» WHAT NEEDS TO BE DONE
Identify each line below that contains the word "name", and copy it out.

Dataset records on visual material
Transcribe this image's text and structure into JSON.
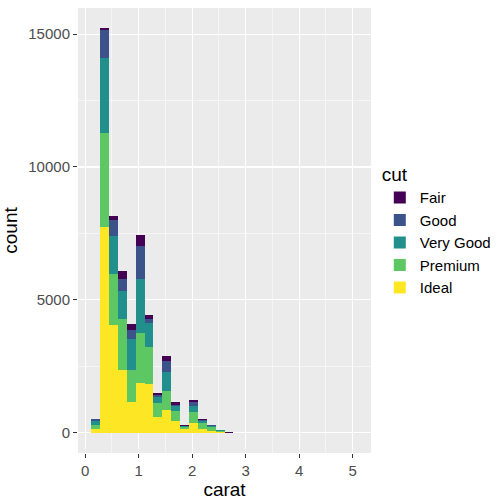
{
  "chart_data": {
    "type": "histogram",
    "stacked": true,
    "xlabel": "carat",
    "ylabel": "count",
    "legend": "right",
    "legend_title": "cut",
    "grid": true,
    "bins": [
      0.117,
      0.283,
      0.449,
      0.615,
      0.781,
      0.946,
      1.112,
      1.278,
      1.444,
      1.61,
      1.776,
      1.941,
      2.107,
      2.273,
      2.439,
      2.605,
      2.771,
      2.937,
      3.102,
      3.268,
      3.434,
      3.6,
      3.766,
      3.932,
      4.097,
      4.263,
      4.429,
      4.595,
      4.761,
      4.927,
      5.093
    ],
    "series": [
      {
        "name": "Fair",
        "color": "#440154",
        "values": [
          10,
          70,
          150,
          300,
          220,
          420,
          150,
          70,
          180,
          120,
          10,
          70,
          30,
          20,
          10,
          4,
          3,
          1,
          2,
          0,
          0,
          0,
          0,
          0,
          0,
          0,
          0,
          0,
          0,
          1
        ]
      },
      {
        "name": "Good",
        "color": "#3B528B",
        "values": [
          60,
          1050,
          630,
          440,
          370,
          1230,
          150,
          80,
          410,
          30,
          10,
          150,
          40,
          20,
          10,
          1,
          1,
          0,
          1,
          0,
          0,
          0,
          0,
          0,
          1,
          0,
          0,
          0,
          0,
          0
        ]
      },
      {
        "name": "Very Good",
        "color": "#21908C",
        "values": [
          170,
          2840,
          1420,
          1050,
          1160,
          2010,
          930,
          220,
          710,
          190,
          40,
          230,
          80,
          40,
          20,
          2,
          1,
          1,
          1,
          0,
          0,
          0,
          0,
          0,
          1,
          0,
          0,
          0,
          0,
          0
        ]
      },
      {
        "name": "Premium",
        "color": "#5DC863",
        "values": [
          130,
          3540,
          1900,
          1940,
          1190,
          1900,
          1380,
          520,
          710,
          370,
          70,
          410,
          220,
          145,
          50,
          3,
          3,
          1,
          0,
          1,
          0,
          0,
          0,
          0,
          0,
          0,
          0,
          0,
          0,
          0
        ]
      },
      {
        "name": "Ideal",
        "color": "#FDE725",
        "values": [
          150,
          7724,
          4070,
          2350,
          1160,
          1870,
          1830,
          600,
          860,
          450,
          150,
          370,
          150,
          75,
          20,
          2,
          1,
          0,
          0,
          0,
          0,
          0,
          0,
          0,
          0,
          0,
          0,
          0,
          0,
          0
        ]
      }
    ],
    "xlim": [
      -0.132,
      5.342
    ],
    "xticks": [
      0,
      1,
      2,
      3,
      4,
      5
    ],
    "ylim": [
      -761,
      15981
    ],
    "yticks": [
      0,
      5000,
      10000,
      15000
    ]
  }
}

» RESPONSE FOR THIS EXERCISE
        "name": "Fair",
        "name": "Good",
        "name": "Very Good",
        "name": "Premium",
        "name": "Ideal",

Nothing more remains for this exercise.